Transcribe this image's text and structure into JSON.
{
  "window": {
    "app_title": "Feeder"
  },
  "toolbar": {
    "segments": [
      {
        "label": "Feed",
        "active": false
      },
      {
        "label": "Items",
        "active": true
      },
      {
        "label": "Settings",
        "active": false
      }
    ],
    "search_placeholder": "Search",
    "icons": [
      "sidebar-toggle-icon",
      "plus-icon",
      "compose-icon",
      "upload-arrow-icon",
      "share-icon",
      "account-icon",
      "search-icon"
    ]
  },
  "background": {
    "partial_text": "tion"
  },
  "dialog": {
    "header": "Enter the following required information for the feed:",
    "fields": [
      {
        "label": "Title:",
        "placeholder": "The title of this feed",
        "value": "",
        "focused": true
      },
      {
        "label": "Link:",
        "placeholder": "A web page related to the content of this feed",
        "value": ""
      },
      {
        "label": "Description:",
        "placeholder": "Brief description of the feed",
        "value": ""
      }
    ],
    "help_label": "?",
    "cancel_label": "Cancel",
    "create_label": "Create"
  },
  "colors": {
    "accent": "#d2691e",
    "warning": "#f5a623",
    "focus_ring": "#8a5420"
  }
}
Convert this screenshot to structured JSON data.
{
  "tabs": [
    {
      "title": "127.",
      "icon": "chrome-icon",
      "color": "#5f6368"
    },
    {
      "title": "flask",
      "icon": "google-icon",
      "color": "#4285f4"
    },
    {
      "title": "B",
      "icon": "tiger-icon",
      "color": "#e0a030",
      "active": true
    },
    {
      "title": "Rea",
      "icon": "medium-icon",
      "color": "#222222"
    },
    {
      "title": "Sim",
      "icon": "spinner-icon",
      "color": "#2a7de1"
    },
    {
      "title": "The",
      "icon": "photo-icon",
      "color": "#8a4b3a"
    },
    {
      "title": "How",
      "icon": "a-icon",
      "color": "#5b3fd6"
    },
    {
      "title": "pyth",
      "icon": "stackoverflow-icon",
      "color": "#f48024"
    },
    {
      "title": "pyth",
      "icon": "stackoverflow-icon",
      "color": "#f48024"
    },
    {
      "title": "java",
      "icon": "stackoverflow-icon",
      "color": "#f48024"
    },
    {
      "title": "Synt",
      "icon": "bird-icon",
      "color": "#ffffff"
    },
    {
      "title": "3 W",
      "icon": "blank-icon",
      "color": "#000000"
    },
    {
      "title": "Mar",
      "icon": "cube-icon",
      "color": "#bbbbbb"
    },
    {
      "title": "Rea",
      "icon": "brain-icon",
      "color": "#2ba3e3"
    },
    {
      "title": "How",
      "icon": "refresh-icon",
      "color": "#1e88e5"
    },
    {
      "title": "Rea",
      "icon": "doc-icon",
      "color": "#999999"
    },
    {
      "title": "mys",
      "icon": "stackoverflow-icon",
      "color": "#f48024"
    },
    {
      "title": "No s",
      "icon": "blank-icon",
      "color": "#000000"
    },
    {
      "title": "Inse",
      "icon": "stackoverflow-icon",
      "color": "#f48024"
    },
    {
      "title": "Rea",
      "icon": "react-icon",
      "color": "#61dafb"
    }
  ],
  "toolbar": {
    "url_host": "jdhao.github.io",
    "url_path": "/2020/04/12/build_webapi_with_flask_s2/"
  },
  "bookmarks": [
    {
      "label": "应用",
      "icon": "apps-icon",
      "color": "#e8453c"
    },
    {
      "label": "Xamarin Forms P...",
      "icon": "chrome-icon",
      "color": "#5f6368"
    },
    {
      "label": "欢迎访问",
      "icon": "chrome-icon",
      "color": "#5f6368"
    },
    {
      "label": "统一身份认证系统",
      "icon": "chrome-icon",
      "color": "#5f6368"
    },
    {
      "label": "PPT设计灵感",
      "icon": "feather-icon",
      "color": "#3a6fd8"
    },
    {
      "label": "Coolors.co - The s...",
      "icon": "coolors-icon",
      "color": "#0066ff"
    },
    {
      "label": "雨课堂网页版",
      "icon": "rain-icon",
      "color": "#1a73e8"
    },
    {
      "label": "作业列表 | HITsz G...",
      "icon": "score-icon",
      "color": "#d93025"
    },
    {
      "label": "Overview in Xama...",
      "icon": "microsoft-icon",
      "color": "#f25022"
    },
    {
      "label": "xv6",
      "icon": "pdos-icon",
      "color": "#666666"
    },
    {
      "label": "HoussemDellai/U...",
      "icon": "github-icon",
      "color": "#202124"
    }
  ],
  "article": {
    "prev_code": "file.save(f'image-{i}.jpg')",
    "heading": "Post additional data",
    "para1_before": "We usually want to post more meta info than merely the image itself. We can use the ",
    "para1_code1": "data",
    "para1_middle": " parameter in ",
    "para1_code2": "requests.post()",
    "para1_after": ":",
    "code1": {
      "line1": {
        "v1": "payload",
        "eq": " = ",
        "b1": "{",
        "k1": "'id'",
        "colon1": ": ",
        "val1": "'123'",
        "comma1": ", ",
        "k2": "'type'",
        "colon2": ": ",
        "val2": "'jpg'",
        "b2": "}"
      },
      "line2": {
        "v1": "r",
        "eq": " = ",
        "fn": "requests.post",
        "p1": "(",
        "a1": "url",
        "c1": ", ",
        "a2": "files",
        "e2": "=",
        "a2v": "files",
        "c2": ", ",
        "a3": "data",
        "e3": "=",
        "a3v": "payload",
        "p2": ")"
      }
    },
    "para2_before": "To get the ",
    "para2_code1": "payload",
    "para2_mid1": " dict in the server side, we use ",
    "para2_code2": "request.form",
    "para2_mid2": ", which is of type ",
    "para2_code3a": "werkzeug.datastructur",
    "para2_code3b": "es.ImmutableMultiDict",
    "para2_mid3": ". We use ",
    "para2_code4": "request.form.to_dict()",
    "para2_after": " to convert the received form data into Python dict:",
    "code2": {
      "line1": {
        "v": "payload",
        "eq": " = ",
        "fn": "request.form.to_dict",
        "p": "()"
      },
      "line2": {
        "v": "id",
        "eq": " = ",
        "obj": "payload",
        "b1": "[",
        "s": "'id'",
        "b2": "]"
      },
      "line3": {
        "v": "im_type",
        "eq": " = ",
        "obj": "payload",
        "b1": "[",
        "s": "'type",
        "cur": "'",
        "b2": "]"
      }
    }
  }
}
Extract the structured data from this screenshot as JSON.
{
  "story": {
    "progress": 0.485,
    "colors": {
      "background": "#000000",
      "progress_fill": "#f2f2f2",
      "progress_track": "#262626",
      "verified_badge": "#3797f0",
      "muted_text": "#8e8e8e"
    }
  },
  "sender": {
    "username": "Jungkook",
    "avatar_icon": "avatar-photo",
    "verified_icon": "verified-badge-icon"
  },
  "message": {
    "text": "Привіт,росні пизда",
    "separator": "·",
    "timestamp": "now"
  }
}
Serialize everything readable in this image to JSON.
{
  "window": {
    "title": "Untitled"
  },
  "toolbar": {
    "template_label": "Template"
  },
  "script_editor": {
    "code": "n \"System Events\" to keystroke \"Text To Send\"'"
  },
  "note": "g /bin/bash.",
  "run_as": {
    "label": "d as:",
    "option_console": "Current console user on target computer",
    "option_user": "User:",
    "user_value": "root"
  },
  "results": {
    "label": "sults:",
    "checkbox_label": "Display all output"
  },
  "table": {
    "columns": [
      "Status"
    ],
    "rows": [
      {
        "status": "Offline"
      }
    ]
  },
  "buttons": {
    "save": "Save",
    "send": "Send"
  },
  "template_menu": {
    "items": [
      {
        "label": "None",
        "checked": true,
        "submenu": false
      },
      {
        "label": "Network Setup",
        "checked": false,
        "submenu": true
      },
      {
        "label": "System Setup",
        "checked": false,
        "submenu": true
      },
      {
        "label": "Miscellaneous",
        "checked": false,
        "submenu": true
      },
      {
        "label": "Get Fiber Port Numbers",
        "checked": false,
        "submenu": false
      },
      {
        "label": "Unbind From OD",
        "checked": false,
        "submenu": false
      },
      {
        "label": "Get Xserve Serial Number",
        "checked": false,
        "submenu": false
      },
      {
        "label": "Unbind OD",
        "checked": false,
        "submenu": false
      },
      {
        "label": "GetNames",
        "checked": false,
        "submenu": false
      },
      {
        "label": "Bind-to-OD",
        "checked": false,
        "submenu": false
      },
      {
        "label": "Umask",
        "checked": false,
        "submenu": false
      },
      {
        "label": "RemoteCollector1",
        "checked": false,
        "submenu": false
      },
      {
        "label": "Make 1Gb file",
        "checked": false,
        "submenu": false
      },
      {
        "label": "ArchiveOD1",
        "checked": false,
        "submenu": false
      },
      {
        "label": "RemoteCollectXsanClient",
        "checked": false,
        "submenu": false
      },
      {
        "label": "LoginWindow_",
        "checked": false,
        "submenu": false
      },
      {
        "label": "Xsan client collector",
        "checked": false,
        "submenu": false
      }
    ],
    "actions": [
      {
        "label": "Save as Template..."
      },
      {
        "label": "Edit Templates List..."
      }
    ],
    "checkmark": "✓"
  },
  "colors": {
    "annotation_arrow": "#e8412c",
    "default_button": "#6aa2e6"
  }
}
____
Extract from the material all lines containing the string "image".

Response below ->
Transcribe this image's text and structure into JSON.
    "prev_code": "file.save(f'image-{i}.jpg')",
    "para1_before": "We usually want to post more meta info than merely the image itself. We can use the ",
Serialize everything readable in this image to JSON.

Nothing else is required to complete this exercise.